What you are asked to do
Gather every line of the entries that includes the word "door".

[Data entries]
____________________

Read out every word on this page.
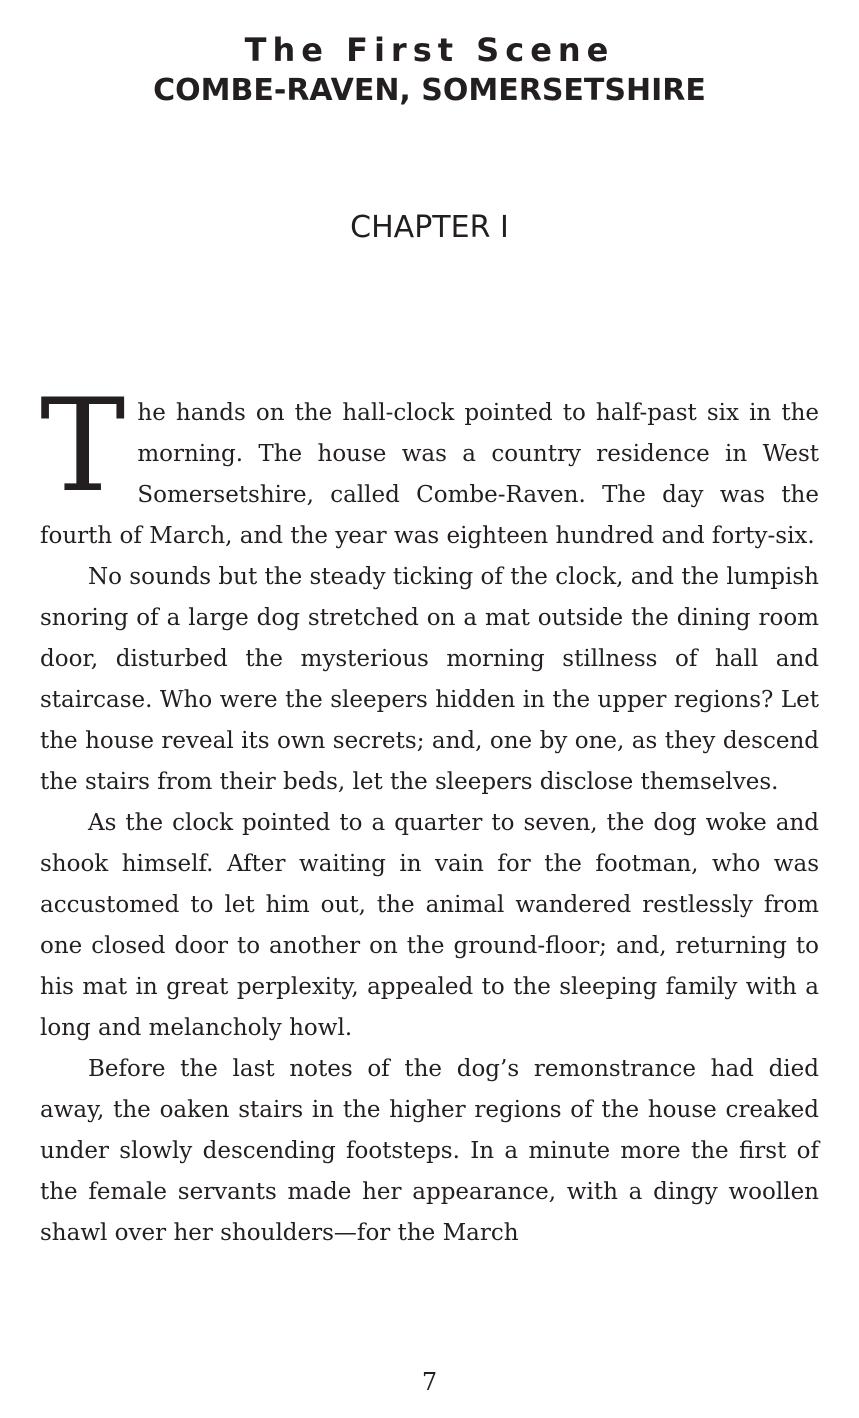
The First Scene
COMBE-RAVEN, SOMERSETSHIRE
CHAPTER I

The hands on the hall-clock pointed to half-past six in the morning. The house was a country residence in West Somersetshire, called Combe-Raven. The day was the fourth of March, and the year was eighteen hundred and forty-six.

No sounds but the steady ticking of the clock, and the lumpish snoring of a large dog stretched on a mat outside the dining room door, disturbed the mysterious morning stillness of hall and staircase. Who were the sleepers hidden in the upper regions? Let the house reveal its own secrets; and, one by one, as they descend the stairs from their beds, let the sleepers disclose themselves.

As the clock pointed to a quarter to seven, the dog woke and shook himself. After waiting in vain for the footman, who was accustomed to let him out, the animal wandered restlessly from one closed door to another on the ground-floor; and, returning to his mat in great perplexity, appealed to the sleeping family with a long and melancholy howl.

Before the last notes of the dog’s remonstrance had died away, the oaken stairs in the higher regions of the house creaked under slowly descending footsteps. In a minute more the first of the female servants made her appearance, with a dingy woollen shawl over her shoulders—for the March

7
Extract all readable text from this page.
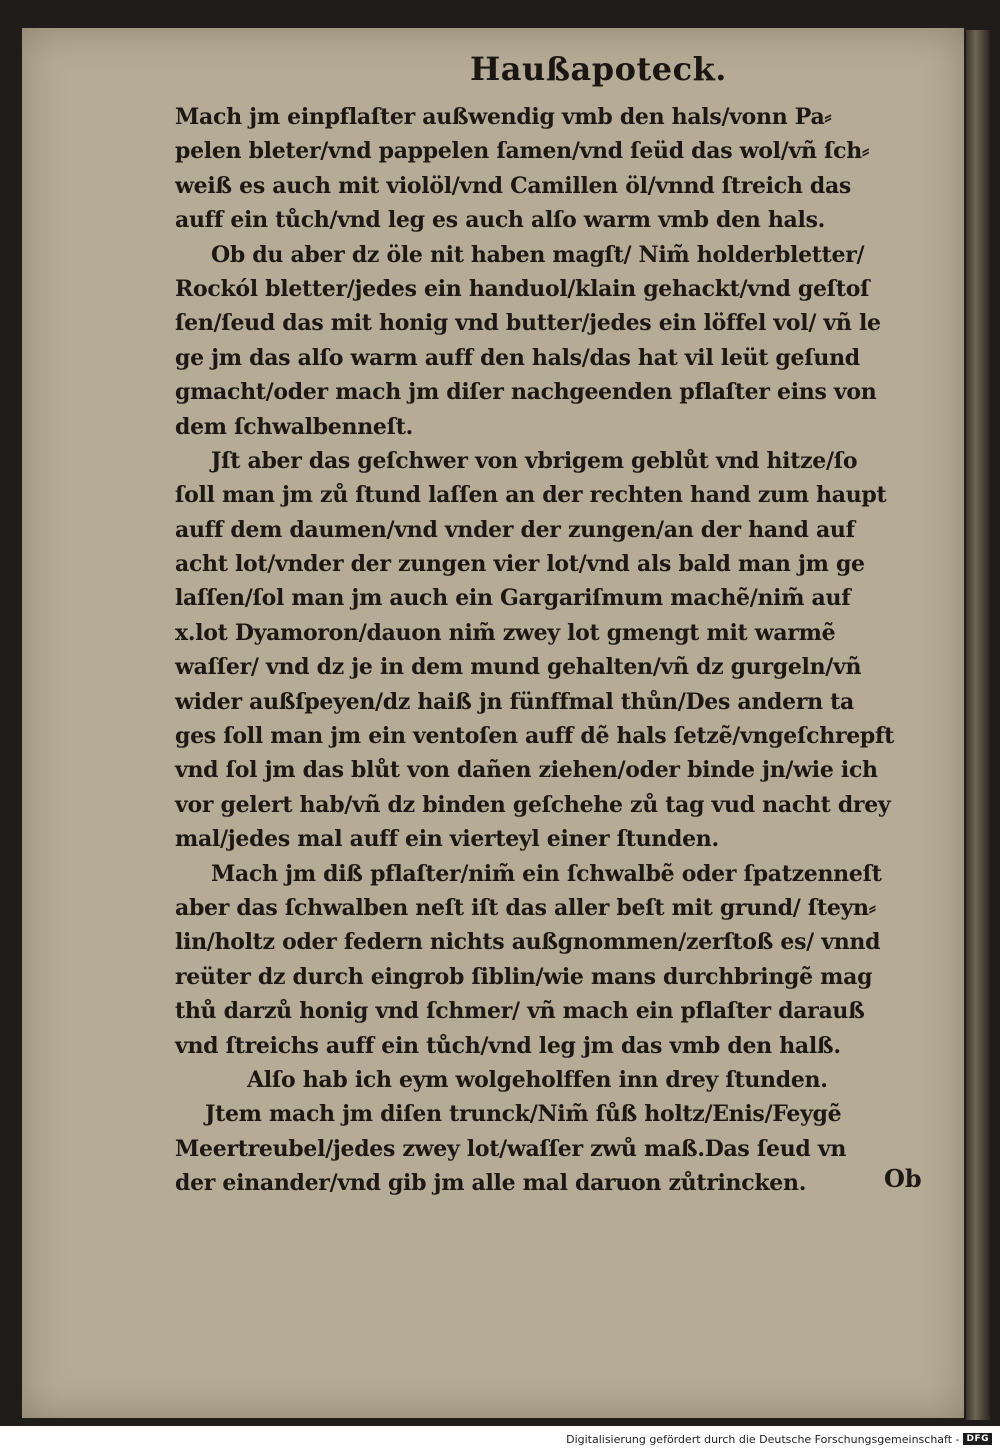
Haußapoteck.
Mach jm einpflaſter außwendig vmb den hals/vonn Pa⸗
pelen bleter/vnd pappelen ſamen/vnd ſeüd das wol/vñ ſch⸗
weiß es auch mit violöl/vnd Camillen öl/vnnd ſtreich das
auff ein tůch/vnd leg es auch alſo warm vmb den hals.
Ob du aber dz öle nit haben magſt/ Nim̃ holderbletter/
Rockól bletter/jedes ein handuol/klain gehackt/vnd geſtoſ
ſen/ſeud das mit honig vnd butter/jedes ein löffel vol/ vñ le
ge jm das alſo warm auff den hals/das hat vil leüt geſund
gmacht/oder mach jm diſer nachgeenden pflaſter eins von
dem ſchwalbenneſt.
Jſt aber das geſchwer von vbrigem geblůt vnd hitze/ſo
ſoll man jm zů ſtund laſſen an der rechten hand zum haupt
auff dem daumen/vnd vnder der zungen/an der hand auf
acht lot/vnder der zungen vier lot/vnd als bald man jm ge
laſſen/ſol man jm auch ein Gargariſmum machẽ/nim̃ auf
x.lot Dyamoron/dauon nim̃ zwey lot gmengt mit warmẽ
waſſer/ vnd dz je in dem mund gehalten/vñ dz gurgeln/vñ
wider außſpeyen/dz haiß jn fünffmal thůn/Des andern ta
ges ſoll man jm ein ventoſen auff dẽ hals ſetzẽ/vngeſchrepft
vnd ſol jm das blůt von dañen ziehen/oder binde jn/wie ich
vor gelert hab/vñ dz binden geſchehe zů tag vud nacht drey
mal/jedes mal auff ein vierteyl einer ſtunden.
Mach jm diß pflaſter/nim̃ ein ſchwalbẽ oder ſpatzenneſt
aber das ſchwalben neſt iſt das aller beſt mit grund/ ſteyn⸗
lin/holtz oder federn nichts außgnommen/zerſtoß es/ vnnd
reüter dz durch eingrob ſiblin/wie mans durchbringẽ mag
thů darzů honig vnd ſchmer/ vñ mach ein pflaſter darauß
vnd ſtreichs auff ein tůch/vnd leg jm das vmb den halß.
Alſo hab ich eym wolgeholffen inn drey ſtunden.
Jtem mach jm diſen trunck/Nim̃ ſůß holtz/Enis/Feygẽ
Meertreubel/jedes zwey lot/waſſer zwů maß.Das ſeud vn
der einander/vnd gib jm alle mal daruon zůtrincken.	Ob
Digitalisierung gefördert durch die Deutsche Forschungsgemeinschaft - DFG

____________________

Exercise solution
No sounds but the steady ticking of the clock, and the lumpish snoring of a large dog stretched on a mat outside the dining room door, disturbed the mysterious morning stillness of hall and staircase. Who were the sleepers hidden in the upper regions? Let the house reveal its own secrets; and, one by one, as they descend the stairs from their beds, let the sleepers disclose themselves.
As the clock pointed to a quarter to seven, the dog woke and shook himself. After waiting in vain for the footman, who was accustomed to let him out, the animal wandered restlessly from one closed door to another on the ground-floor; and, returning to his mat in great perplexity, appealed to the sleeping family with a long and melancholy howl.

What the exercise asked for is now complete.